Material provided ::
• • • • •

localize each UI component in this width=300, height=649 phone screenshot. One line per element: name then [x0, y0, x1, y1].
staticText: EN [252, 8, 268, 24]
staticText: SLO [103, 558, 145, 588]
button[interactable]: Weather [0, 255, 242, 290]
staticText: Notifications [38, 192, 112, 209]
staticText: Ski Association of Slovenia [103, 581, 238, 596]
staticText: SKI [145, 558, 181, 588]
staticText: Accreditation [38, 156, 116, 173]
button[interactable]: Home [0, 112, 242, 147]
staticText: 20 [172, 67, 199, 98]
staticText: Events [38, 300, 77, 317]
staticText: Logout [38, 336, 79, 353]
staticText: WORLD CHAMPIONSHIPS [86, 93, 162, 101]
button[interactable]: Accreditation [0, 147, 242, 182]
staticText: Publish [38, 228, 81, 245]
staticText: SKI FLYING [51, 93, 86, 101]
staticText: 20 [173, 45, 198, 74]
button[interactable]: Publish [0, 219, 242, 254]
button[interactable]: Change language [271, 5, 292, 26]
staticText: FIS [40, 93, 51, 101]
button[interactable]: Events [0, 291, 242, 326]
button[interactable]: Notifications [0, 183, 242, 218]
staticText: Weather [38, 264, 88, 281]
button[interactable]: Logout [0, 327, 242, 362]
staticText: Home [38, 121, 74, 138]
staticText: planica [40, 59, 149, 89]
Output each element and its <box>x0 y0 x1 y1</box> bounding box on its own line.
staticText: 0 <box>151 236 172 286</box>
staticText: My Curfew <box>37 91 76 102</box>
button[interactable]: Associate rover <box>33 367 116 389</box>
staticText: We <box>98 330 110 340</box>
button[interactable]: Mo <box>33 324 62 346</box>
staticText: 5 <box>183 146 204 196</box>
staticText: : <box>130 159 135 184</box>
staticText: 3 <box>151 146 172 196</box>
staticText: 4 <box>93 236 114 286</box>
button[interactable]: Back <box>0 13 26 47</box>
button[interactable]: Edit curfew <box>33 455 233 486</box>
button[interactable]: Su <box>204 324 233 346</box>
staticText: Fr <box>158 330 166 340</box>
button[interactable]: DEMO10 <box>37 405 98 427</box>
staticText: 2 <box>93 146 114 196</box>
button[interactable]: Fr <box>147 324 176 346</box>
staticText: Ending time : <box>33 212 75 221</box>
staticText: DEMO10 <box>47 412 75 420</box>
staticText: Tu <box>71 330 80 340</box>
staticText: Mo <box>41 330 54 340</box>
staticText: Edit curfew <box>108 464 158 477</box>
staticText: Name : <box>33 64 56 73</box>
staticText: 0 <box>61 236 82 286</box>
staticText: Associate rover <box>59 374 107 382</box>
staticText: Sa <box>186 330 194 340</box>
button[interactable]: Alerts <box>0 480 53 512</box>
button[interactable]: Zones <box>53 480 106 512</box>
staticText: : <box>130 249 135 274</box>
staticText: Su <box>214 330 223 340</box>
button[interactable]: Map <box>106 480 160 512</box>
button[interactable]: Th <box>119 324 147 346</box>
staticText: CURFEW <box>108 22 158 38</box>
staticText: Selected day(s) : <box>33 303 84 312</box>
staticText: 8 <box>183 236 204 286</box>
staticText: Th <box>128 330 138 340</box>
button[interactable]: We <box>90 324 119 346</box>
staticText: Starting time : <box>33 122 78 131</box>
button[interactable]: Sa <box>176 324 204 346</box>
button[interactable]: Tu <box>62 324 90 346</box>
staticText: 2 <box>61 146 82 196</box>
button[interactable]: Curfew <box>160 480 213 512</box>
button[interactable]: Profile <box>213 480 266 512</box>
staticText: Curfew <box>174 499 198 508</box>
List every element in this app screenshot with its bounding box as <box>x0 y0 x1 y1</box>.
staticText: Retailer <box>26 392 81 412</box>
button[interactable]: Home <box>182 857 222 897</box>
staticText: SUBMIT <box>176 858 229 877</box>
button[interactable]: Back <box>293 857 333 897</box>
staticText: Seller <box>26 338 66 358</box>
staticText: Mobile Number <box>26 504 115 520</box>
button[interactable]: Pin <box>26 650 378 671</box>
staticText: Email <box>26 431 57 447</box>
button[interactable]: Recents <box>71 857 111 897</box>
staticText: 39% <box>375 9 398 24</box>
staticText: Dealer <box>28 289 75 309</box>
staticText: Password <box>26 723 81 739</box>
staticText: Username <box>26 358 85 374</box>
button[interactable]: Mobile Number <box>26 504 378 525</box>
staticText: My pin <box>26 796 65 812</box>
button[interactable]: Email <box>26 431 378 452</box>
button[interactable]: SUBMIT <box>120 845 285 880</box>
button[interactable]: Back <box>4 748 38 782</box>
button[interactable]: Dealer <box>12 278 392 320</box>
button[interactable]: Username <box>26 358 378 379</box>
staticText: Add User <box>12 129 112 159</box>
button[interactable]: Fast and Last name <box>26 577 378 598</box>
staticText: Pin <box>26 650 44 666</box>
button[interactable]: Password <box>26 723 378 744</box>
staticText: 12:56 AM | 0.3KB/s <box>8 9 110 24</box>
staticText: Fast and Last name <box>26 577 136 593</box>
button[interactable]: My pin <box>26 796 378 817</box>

• • • • •

Exercise objective ::
Turn every line of the records above into a single numbered list, leaving out any blank lines.

Output ::
1. localize each UI component in this width=300, height=649 phone screenshot. One line per element: name then [x0, y0, x1, y1].
2. staticText: EN [252, 8, 268, 24]
3. staticText: SLO [103, 558, 145, 588]
4. button[interactable]: Weather [0, 255, 242, 290]
5. staticText: Notifications [38, 192, 112, 209]
6. staticText: Ski Association of Slovenia [103, 581, 238, 596]
7. staticText: SKI [145, 558, 181, 588]
8. staticText: Accreditation [38, 156, 116, 173]
9. button[interactable]: Home [0, 112, 242, 147]
10. staticText: 20 [172, 67, 199, 98]
11. staticText: Events [38, 300, 77, 317]
12. staticText: Logout [38, 336, 79, 353]
13. staticText: WORLD CHAMPIONSHIPS [86, 93, 162, 101]
14. button[interactable]: Accreditation [0, 147, 242, 182]
15. staticText: Publish [38, 228, 81, 245]
16. staticText: SKI FLYING [51, 93, 86, 101]
17. staticText: 20 [173, 45, 198, 74]
18. button[interactable]: Publish [0, 219, 242, 254]
19. button[interactable]: Change language [271, 5, 292, 26]
20. staticText: FIS [40, 93, 51, 101]
21. button[interactable]: Events [0, 291, 242, 326]
22. button[interactable]: Notifications [0, 183, 242, 218]
23. staticText: Weather [38, 264, 88, 281]
24. button[interactable]: Logout [0, 327, 242, 362]
25. staticText: Home [38, 121, 74, 138]
26. staticText: planica [40, 59, 149, 89]
27. Output each element and its <box>x0 y0 x1 y1</box> bounding box on its own line.
28. staticText: 0 <box>151 236 172 286</box>
29. staticText: My Curfew <box>37 91 76 102</box>
30. button[interactable]: Associate rover <box>33 367 116 389</box>
31. staticText: We <box>98 330 110 340</box>
32. button[interactable]: Mo <box>33 324 62 346</box>
33. staticText: 5 <box>183 146 204 196</box>
34. staticText: : <box>130 159 135 184</box>
35. staticText: 3 <box>151 146 172 196</box>
36. staticText: 4 <box>93 236 114 286</box>
37. button[interactable]: Back <box>0 13 26 47</box>
38. button[interactable]: Edit curfew <box>33 455 233 486</box>
39. button[interactable]: Su <box>204 324 233 346</box>
40. staticText: Fr <box>158 330 166 340</box>
41. button[interactable]: DEMO10 <box>37 405 98 427</box>
42. staticText: 2 <box>93 146 114 196</box>
43. button[interactable]: Fr <box>147 324 176 346</box>
44. staticText: Ending time : <box>33 212 75 221</box>
45. staticText: DEMO10 <box>47 412 75 420</box>
46. staticText: Tu <box>71 330 80 340</box>
47. staticText: Mo <box>41 330 54 340</box>
48. staticText: Edit curfew <box>108 464 158 477</box>
49. staticText: Name : <box>33 64 56 73</box>
50. staticText: 0 <box>61 236 82 286</box>
51. staticText: Associate rover <box>59 374 107 382</box>
52. staticText: Sa <box>186 330 194 340</box>
53. button[interactable]: Alerts <box>0 480 53 512</box>
54. button[interactable]: Zones <box>53 480 106 512</box>
55. staticText: : <box>130 249 135 274</box>
56. staticText: Su <box>214 330 223 340</box>
57. button[interactable]: Map <box>106 480 160 512</box>
58. button[interactable]: Th <box>119 324 147 346</box>
59. staticText: CURFEW <box>108 22 158 38</box>
60. staticText: Selected day(s) : <box>33 303 84 312</box>
61. staticText: 8 <box>183 236 204 286</box>
62. staticText: Th <box>128 330 138 340</box>
63. button[interactable]: We <box>90 324 119 346</box>
64. staticText: Starting time : <box>33 122 78 131</box>
65. button[interactable]: Sa <box>176 324 204 346</box>
66. button[interactable]: Tu <box>62 324 90 346</box>
67. staticText: 2 <box>61 146 82 196</box>
68. button[interactable]: Curfew <box>160 480 213 512</box>
69. button[interactable]: Profile <box>213 480 266 512</box>
70. staticText: Curfew <box>174 499 198 508</box>
71. List every element in this app screenshot with its bounding box as <box>x0 y0 x1 y1</box>.
72. staticText: Retailer <box>26 392 81 412</box>
73. button[interactable]: Home <box>182 857 222 897</box>
74. staticText: SUBMIT <box>176 858 229 877</box>
75. button[interactable]: Back <box>293 857 333 897</box>
76. staticText: Seller <box>26 338 66 358</box>
77. staticText: Mobile Number <box>26 504 115 520</box>
78. button[interactable]: Pin <box>26 650 378 671</box>
79. staticText: Email <box>26 431 57 447</box>
80. button[interactable]: Recents <box>71 857 111 897</box>
81. staticText: 39% <box>375 9 398 24</box>
82. staticText: Dealer <box>28 289 75 309</box>
83. staticText: Password <box>26 723 81 739</box>
84. staticText: Username <box>26 358 85 374</box>
85. button[interactable]: Mobile Number <box>26 504 378 525</box>
86. staticText: My pin <box>26 796 65 812</box>
87. button[interactable]: Email <box>26 431 378 452</box>
88. button[interactable]: SUBMIT <box>120 845 285 880</box>
89. button[interactable]: Back <box>4 748 38 782</box>
90. button[interactable]: Dealer <box>12 278 392 320</box>
91. button[interactable]: Username <box>26 358 378 379</box>
92. staticText: Add User <box>12 129 112 159</box>
93. button[interactable]: Fast and Last name <box>26 577 378 598</box>
94. staticText: Pin <box>26 650 44 666</box>
95. button[interactable]: Password <box>26 723 378 744</box>
96. staticText: 12:56 AM | 0.3KB/s <box>8 9 110 24</box>
97. staticText: Fast and Last name <box>26 577 136 593</box>
98. button[interactable]: My pin <box>26 796 378 817</box>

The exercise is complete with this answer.